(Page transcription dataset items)
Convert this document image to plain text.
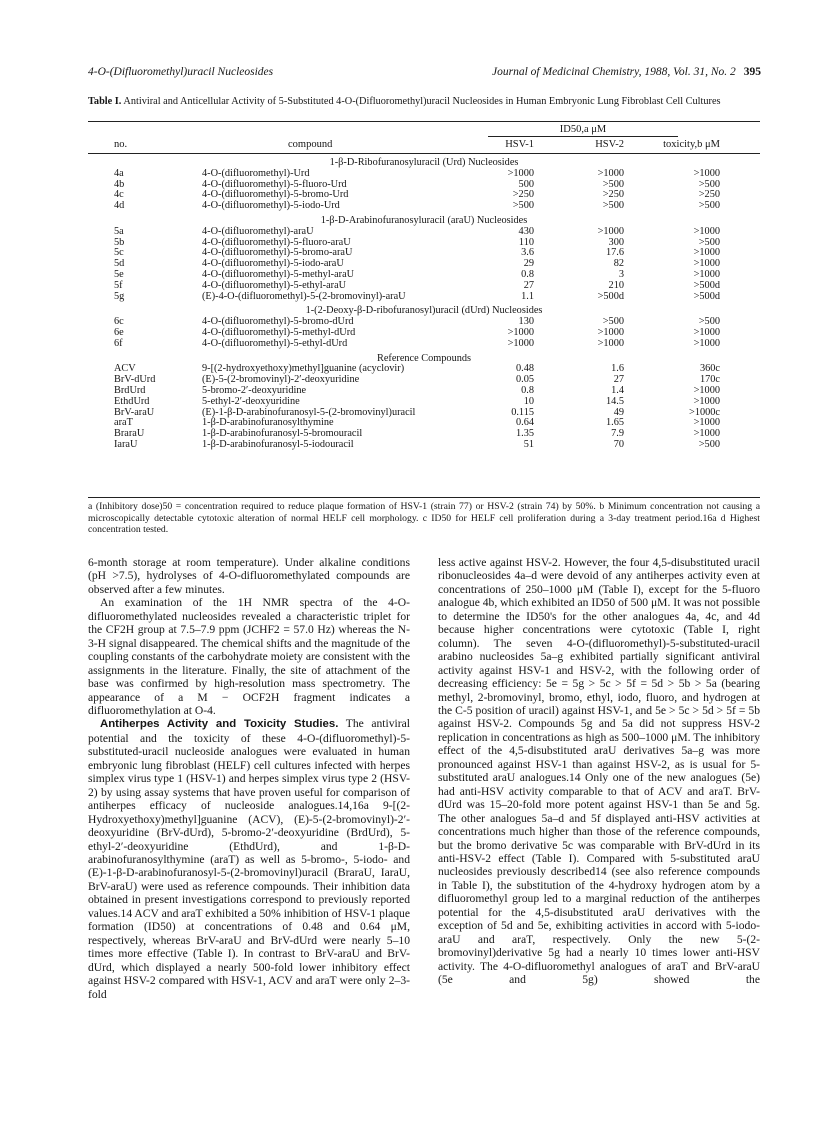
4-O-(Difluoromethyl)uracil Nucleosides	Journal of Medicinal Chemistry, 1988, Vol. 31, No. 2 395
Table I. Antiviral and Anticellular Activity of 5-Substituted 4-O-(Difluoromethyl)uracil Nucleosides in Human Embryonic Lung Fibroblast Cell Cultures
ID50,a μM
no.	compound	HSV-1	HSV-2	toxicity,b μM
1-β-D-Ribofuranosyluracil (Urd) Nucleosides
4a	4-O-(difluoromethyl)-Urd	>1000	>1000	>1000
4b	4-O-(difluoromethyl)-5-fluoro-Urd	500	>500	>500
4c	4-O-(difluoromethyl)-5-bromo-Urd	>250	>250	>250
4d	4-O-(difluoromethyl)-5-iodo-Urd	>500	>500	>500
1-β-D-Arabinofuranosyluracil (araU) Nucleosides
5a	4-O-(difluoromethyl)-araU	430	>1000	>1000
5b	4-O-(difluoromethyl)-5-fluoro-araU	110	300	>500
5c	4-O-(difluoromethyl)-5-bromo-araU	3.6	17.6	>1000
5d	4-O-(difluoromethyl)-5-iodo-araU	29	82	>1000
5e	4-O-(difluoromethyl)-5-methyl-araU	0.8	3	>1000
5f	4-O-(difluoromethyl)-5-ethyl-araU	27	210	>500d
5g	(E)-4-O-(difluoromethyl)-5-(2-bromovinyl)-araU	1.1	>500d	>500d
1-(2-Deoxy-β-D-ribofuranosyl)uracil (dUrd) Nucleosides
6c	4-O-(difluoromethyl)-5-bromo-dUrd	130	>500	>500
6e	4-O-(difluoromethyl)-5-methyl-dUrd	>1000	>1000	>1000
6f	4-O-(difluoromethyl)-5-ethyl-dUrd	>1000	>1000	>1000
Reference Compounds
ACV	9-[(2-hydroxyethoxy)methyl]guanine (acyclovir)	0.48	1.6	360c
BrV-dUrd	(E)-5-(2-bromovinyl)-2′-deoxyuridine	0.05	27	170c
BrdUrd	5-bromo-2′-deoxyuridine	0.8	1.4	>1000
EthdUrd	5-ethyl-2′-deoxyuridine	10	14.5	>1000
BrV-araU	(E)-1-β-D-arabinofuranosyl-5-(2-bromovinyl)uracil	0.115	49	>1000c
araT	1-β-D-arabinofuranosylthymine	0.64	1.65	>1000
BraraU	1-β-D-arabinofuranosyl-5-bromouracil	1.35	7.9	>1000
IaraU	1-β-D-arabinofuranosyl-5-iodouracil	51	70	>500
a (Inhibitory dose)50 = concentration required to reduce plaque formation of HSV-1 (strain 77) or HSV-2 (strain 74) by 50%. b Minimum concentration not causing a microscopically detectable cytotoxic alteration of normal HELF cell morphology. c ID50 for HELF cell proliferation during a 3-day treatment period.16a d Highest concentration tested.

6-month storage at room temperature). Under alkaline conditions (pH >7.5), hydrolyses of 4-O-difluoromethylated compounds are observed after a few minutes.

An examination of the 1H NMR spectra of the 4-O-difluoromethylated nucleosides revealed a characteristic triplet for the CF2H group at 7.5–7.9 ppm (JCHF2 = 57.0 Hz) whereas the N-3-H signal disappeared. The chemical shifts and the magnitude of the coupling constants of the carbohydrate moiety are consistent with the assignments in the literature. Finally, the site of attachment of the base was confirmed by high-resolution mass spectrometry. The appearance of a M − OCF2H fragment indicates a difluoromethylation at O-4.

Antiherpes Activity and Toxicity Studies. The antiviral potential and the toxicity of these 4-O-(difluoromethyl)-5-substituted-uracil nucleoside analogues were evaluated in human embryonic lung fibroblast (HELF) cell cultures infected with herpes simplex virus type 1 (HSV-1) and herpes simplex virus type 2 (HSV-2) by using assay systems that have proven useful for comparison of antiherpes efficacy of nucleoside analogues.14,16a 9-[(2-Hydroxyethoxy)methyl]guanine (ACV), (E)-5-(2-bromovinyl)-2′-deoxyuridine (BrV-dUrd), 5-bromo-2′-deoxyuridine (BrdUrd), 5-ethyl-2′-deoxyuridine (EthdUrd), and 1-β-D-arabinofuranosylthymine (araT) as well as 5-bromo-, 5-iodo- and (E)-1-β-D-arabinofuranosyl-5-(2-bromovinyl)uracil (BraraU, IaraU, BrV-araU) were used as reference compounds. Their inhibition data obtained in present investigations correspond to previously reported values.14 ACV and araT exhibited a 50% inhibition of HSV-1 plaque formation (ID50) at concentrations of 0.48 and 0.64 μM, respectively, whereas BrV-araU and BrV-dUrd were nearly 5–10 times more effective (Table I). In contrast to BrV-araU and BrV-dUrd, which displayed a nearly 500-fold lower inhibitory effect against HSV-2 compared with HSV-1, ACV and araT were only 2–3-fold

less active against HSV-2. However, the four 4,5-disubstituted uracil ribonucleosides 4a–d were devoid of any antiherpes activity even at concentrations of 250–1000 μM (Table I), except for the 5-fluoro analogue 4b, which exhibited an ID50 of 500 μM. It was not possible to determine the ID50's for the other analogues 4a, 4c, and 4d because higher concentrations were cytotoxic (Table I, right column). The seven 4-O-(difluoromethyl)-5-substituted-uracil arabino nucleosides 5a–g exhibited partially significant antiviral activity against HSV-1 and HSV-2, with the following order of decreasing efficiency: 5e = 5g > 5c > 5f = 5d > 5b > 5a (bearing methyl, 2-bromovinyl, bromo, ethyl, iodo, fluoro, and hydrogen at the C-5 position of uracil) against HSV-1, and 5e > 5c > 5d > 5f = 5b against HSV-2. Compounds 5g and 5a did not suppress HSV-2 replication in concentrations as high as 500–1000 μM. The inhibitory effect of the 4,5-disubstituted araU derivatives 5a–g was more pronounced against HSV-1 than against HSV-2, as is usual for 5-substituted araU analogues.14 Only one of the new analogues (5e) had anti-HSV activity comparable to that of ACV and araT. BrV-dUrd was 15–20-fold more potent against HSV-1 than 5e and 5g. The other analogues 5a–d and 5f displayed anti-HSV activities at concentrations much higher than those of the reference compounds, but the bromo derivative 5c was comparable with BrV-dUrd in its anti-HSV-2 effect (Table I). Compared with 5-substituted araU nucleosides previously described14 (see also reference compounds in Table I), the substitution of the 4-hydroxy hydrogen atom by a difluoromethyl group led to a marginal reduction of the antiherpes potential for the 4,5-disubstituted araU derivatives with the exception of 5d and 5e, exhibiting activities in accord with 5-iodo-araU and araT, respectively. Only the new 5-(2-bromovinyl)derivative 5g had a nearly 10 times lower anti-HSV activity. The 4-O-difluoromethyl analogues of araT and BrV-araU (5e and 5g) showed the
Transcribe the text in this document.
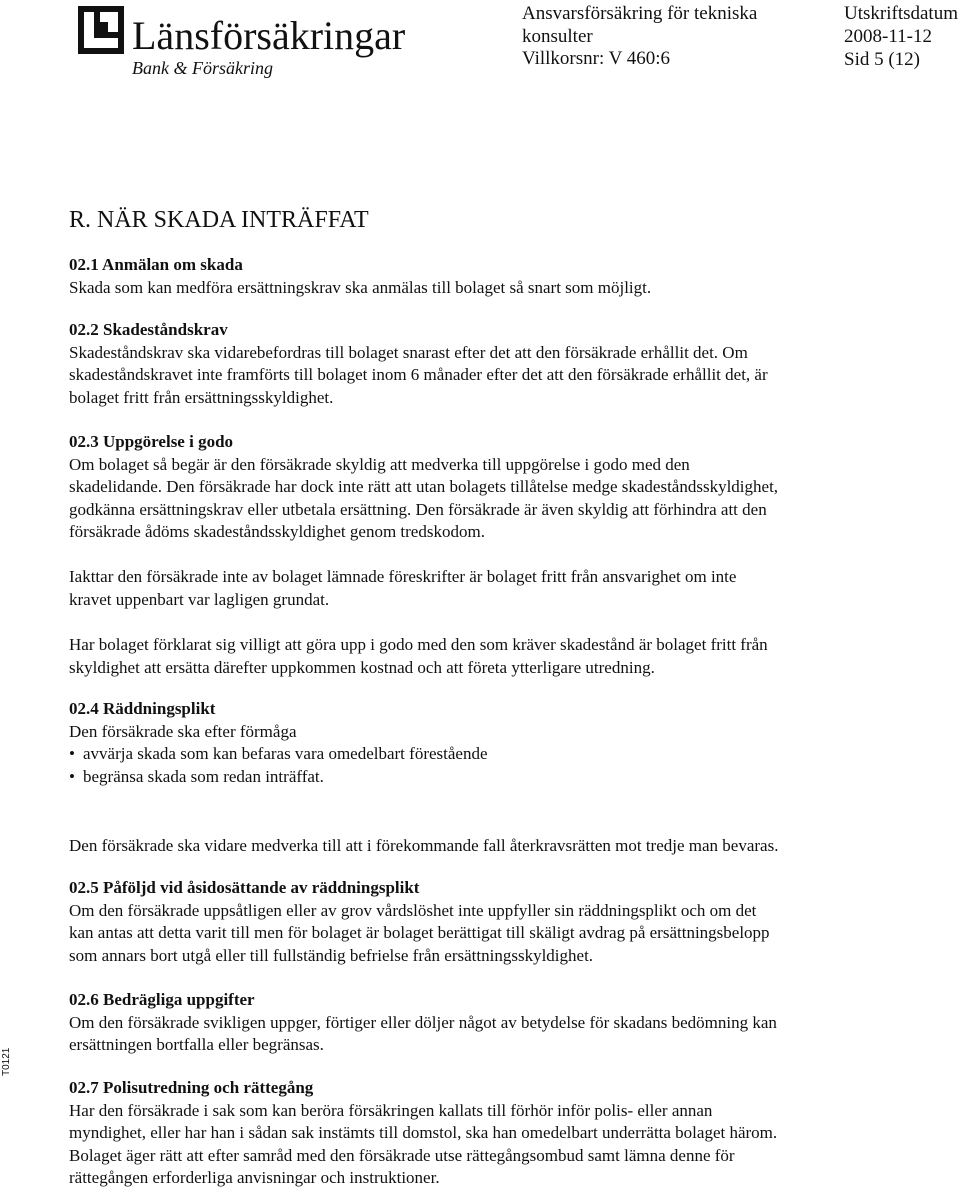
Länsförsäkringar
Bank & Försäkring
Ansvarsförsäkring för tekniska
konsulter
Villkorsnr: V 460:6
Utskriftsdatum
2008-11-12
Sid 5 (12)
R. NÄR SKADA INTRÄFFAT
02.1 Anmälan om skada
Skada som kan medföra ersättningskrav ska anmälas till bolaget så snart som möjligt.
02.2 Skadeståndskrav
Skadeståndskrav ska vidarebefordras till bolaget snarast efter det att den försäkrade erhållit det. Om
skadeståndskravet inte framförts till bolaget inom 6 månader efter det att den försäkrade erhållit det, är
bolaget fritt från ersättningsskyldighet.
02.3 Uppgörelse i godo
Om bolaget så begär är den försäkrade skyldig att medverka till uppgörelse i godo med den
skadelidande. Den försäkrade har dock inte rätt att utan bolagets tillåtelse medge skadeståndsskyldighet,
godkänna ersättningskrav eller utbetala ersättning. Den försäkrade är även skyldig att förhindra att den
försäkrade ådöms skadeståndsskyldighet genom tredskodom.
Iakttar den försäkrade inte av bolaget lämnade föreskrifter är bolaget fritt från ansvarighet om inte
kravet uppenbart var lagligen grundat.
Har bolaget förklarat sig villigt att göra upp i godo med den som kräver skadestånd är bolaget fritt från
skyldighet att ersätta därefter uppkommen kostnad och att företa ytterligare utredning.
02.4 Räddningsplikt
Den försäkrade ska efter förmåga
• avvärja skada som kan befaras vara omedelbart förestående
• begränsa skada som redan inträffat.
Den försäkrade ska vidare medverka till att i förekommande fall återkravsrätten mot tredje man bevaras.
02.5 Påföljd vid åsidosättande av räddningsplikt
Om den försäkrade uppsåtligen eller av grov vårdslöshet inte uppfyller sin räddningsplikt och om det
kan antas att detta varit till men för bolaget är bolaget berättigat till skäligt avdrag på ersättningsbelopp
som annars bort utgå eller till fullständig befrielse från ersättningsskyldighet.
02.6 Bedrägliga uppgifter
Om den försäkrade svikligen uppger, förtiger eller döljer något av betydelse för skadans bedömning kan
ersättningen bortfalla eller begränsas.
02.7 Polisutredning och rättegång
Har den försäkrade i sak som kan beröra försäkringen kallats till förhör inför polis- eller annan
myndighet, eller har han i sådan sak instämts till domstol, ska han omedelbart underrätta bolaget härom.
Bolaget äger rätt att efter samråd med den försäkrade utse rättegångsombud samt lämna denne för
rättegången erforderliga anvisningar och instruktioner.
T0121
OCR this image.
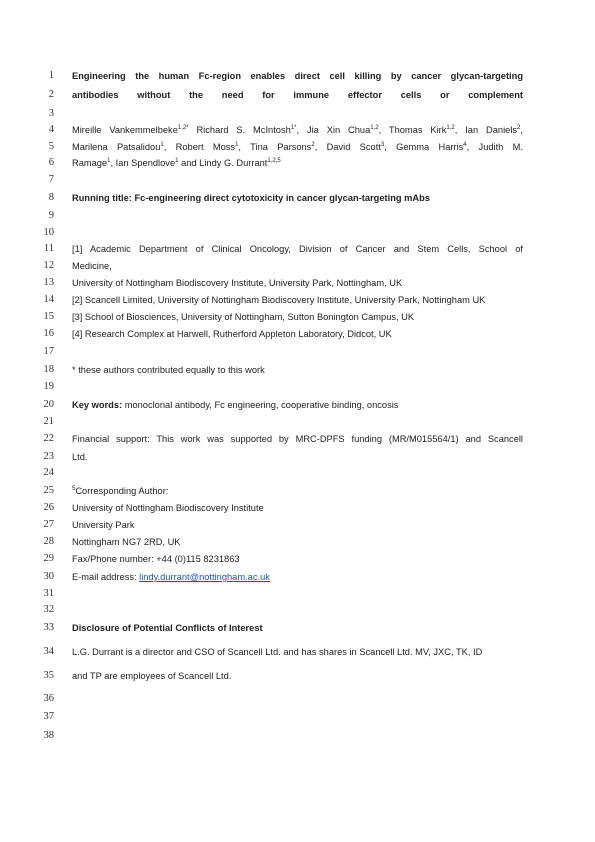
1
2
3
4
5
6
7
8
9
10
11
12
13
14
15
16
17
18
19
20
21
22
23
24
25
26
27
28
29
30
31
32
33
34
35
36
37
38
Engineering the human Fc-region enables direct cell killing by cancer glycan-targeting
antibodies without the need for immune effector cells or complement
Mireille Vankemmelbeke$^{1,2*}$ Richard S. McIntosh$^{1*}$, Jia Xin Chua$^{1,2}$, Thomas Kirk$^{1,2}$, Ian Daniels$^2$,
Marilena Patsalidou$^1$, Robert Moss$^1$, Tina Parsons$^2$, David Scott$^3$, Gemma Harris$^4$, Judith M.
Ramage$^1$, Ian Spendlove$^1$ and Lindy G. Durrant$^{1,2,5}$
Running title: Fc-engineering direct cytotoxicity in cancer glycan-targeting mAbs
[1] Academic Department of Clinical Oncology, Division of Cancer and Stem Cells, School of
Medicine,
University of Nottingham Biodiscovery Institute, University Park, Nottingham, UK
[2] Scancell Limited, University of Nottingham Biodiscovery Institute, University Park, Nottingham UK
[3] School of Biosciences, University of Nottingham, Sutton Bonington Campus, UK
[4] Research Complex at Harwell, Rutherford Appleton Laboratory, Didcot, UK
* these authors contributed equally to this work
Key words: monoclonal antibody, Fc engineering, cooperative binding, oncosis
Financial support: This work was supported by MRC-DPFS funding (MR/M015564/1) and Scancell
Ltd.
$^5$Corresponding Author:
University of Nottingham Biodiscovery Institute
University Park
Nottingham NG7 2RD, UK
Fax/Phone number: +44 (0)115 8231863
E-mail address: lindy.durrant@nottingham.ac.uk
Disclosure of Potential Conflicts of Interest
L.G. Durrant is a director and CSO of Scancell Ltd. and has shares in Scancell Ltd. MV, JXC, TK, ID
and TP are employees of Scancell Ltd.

How to complete this task:
Write down how many lines above contain the string "ersättningsskyldighet", and nothing besides.

Response below:
2